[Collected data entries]
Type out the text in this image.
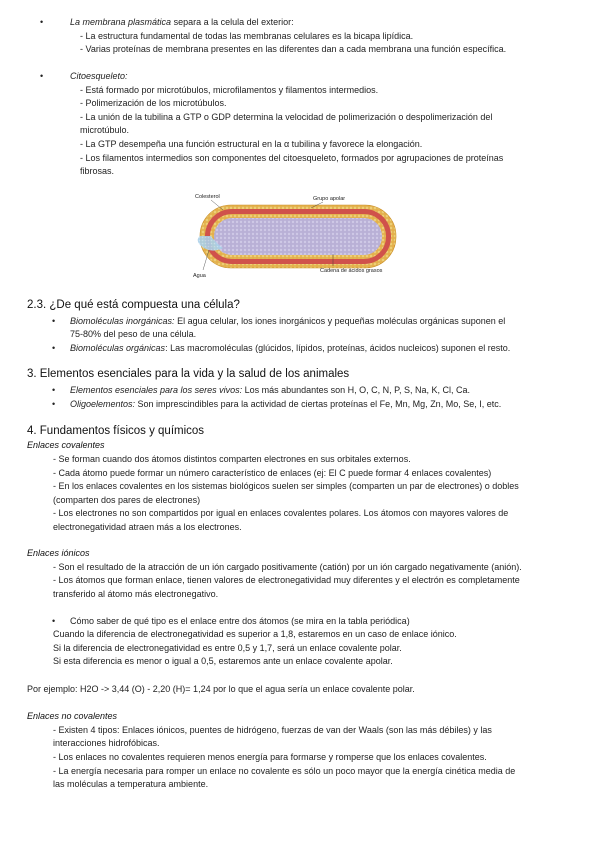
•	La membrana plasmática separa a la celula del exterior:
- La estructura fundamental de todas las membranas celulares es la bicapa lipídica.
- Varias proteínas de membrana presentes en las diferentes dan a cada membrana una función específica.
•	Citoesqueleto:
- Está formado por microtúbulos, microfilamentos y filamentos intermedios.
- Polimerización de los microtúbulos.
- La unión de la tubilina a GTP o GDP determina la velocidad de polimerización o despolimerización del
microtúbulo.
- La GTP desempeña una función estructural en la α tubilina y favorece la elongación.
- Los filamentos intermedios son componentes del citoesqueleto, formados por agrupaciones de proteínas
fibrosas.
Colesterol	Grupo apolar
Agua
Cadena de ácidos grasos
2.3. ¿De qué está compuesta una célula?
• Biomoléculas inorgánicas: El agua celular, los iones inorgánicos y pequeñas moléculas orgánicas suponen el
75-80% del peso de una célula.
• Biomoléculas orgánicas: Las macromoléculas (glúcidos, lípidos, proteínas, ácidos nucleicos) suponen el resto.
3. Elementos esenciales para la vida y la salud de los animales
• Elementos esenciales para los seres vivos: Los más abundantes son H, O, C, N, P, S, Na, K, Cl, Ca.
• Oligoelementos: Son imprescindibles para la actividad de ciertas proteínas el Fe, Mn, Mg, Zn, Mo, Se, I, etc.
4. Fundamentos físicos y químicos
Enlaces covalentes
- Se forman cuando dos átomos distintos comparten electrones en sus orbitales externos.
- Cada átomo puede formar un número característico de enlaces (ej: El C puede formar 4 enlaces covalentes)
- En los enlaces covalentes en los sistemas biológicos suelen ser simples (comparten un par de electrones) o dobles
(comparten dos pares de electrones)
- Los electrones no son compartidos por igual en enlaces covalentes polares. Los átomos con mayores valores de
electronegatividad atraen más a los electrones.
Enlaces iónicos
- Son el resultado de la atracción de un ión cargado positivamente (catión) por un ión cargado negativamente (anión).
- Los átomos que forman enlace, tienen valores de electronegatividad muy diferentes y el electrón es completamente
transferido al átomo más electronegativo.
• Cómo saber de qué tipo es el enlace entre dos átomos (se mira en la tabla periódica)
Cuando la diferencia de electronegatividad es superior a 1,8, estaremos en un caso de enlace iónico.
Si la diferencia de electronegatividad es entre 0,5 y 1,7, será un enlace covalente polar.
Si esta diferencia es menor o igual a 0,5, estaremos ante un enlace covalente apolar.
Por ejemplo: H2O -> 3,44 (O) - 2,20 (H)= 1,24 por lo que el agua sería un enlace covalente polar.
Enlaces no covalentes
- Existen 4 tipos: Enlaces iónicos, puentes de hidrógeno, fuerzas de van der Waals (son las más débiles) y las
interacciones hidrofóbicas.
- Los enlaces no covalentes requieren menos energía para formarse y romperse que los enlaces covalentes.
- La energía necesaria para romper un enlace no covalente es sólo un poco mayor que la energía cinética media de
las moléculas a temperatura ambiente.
* * *
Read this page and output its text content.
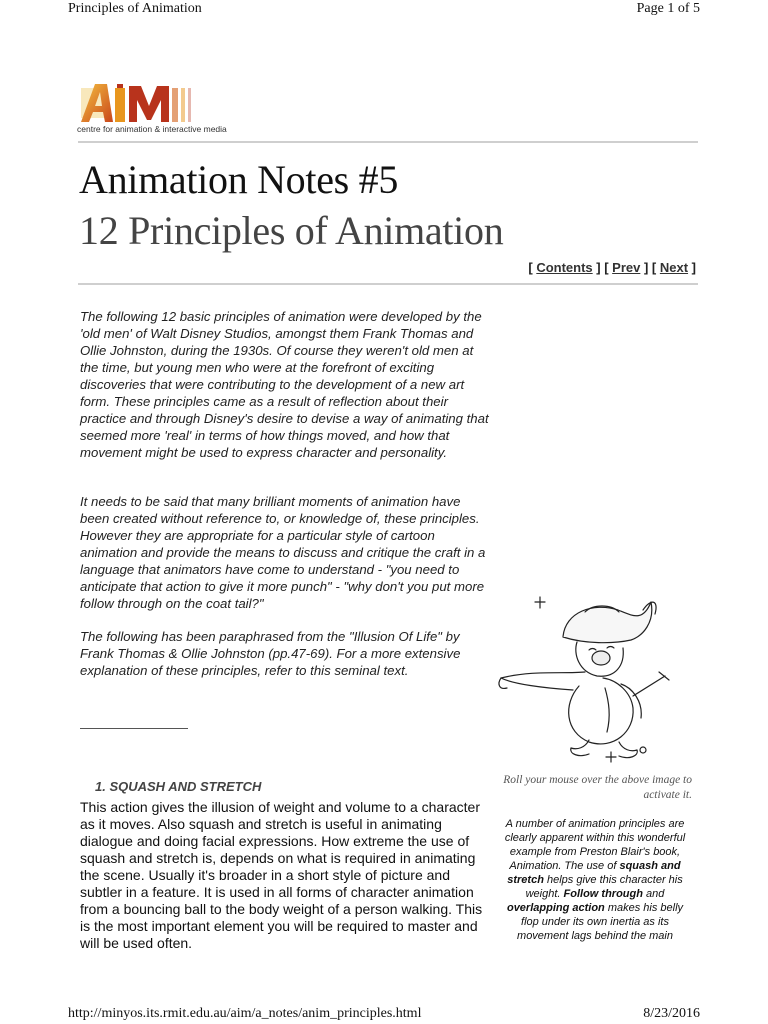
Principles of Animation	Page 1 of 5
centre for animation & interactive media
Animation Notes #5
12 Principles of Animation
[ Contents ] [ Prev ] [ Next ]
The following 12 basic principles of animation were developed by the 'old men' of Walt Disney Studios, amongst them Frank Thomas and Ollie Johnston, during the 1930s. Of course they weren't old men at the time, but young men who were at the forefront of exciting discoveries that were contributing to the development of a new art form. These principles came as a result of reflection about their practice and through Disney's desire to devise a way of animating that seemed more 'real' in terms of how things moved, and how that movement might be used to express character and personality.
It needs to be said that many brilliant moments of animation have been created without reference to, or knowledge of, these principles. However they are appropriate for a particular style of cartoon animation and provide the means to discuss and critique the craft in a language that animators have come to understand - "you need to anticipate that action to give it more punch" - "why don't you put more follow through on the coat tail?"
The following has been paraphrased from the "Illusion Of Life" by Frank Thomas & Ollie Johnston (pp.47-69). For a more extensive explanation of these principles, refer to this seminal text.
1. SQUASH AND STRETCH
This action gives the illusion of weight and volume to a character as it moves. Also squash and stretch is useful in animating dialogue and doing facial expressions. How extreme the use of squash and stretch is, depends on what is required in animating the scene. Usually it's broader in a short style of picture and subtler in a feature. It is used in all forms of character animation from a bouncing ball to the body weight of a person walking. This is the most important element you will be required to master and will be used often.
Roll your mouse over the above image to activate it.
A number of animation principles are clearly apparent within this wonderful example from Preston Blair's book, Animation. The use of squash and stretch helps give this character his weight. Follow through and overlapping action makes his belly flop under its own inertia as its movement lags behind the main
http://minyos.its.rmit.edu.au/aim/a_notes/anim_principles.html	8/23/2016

• _WHAT YOU WILL DO_
List each line holding the string "Frank".

• _RESPONSE_
The following 12 basic principles of animation were developed by the 'old men' of Walt Disney Studios, amongst them Frank Thomas and Ollie Johnston, during the 1930s. Of course they weren't old men at the time, but young men who were at the forefront of exciting discoveries that were contributing to the development of a new art form. These principles came as a result of reflection about their practice and through Disney's desire to devise a way of animating that seemed more 'real' in terms of how things moved, and how that movement might be used to express character and personality.
The following has been paraphrased from the "Illusion Of Life" by Frank Thomas & Ollie Johnston (pp.47-69). For a more extensive explanation of these principles, refer to this seminal text.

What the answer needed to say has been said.